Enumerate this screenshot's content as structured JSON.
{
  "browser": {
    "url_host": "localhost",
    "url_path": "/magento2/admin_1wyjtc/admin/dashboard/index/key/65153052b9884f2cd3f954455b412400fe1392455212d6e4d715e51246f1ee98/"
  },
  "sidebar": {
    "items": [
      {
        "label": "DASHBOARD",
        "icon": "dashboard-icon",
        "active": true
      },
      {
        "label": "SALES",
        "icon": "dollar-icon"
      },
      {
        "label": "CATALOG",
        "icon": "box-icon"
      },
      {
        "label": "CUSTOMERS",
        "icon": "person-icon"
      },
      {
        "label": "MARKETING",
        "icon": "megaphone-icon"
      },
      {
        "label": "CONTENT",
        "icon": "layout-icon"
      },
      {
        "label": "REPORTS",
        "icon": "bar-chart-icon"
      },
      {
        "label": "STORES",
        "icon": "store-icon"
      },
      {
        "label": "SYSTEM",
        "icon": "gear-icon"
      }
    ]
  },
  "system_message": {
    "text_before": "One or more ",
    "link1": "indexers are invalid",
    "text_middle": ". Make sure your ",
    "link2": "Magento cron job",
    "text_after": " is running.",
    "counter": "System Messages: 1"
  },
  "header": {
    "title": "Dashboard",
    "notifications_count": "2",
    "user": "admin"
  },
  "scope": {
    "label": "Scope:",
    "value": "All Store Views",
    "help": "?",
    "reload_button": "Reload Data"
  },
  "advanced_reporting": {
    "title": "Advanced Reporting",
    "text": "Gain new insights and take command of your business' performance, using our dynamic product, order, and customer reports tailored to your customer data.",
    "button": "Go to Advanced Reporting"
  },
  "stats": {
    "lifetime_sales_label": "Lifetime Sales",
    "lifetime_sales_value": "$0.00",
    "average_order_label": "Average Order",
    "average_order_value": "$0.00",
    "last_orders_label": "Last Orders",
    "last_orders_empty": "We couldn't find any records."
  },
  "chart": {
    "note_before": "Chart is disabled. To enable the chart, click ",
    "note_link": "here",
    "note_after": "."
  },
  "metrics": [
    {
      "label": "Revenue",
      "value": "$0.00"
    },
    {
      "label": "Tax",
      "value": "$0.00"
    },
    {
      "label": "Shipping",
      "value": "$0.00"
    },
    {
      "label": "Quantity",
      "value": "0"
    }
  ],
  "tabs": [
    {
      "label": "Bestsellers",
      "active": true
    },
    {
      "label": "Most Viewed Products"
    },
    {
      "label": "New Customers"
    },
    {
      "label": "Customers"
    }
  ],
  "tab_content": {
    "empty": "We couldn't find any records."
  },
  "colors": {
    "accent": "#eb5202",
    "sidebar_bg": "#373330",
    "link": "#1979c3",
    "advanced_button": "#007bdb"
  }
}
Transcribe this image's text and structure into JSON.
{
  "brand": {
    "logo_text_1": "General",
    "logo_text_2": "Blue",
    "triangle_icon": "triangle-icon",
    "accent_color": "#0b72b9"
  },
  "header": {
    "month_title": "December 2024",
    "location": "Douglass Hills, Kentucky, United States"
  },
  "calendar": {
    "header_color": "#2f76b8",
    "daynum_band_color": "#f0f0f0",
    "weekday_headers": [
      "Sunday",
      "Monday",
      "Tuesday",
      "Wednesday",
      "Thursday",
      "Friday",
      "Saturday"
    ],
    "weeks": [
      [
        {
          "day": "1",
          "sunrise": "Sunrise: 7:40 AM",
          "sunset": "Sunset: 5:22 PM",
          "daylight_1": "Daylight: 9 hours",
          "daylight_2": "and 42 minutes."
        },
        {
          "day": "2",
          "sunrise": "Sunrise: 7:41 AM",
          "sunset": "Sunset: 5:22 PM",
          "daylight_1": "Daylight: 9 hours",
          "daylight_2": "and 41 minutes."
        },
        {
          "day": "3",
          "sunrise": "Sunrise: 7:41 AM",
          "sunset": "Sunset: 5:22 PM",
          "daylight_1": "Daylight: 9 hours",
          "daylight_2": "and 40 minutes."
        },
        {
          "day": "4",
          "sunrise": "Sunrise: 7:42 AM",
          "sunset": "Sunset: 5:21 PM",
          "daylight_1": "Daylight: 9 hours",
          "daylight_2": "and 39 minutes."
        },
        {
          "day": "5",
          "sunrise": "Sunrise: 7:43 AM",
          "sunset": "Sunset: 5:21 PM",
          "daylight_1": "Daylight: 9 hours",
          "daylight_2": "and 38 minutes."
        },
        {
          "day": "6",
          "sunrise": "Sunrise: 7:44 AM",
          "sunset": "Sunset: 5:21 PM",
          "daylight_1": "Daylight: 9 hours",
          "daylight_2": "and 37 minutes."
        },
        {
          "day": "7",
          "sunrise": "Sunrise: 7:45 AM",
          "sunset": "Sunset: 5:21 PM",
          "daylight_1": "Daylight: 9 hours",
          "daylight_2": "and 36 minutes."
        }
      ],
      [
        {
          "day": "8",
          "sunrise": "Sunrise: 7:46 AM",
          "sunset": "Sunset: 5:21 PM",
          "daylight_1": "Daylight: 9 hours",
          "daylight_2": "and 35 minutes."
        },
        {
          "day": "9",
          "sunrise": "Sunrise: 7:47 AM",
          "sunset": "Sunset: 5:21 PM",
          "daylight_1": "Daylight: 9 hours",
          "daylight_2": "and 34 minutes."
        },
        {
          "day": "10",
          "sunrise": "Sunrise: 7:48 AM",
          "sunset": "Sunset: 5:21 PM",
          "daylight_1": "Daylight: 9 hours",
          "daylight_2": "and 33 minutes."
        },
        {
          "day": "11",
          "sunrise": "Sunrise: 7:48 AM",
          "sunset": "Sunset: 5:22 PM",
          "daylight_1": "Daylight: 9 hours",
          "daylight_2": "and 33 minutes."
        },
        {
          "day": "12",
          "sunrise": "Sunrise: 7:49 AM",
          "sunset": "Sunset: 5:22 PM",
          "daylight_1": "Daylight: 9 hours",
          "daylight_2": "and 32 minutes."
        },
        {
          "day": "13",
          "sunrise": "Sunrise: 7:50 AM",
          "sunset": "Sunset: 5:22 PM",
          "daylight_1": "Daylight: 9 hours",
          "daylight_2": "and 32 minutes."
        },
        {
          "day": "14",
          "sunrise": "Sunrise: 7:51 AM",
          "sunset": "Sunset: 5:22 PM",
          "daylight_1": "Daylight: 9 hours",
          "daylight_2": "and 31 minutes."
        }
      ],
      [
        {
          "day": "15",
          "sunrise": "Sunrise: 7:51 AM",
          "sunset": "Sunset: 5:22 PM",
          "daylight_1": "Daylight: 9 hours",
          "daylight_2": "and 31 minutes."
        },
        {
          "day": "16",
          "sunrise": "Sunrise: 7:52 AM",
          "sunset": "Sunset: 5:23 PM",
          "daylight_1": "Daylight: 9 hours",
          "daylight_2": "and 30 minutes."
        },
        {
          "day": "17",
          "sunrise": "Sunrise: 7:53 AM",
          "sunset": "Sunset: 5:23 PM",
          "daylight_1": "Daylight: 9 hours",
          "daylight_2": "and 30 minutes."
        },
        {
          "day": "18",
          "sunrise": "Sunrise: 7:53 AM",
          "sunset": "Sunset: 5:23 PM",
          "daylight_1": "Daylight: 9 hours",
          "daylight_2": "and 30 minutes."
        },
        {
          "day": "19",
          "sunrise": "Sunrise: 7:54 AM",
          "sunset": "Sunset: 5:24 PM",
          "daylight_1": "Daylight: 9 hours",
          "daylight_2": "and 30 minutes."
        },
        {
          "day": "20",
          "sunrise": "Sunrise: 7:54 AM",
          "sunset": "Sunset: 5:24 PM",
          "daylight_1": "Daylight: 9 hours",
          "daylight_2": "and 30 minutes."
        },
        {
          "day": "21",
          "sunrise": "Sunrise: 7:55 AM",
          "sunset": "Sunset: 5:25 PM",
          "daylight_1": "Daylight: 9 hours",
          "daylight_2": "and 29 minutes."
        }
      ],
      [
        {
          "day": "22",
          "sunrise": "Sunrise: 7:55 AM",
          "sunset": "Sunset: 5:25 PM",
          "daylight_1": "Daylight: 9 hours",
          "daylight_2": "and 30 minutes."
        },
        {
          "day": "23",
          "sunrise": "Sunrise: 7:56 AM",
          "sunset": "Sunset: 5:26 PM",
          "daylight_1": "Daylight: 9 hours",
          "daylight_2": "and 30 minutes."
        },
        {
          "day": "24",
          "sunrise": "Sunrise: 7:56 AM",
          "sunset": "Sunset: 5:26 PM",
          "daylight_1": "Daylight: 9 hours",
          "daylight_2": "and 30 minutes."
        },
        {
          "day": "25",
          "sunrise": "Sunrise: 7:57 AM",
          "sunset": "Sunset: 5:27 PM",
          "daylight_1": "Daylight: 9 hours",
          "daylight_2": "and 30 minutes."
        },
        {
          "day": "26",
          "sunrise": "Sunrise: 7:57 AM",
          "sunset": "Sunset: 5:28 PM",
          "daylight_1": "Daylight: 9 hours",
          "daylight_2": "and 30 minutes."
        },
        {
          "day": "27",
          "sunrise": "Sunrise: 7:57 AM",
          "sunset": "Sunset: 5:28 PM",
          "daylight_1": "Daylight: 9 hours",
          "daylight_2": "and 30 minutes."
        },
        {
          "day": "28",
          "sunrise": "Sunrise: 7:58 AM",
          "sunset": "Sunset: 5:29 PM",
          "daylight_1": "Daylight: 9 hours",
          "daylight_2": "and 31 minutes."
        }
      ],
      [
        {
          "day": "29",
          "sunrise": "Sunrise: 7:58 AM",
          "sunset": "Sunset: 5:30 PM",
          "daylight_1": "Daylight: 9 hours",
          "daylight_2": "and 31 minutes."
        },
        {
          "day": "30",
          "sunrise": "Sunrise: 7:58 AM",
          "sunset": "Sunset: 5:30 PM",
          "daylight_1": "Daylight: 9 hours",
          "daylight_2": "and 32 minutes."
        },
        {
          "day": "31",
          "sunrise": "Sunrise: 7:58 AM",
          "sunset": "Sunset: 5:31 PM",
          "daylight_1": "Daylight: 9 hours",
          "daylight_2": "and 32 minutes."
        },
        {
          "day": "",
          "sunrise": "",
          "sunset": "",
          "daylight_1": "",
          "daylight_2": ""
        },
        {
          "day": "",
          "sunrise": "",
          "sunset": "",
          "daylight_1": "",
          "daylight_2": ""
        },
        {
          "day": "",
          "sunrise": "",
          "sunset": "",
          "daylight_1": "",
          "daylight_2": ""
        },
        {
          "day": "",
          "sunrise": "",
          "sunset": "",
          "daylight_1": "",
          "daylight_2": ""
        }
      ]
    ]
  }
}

============================================================

Read through the entries and copy each line in which "your" appears.

- **EXERCISE ANSWER**:
    "text_middle": ". Make sure your ",
    "text": "Gain new insights and take command of your business' performance, using our dynamic product, order, and customer reports tailored to your customer data.",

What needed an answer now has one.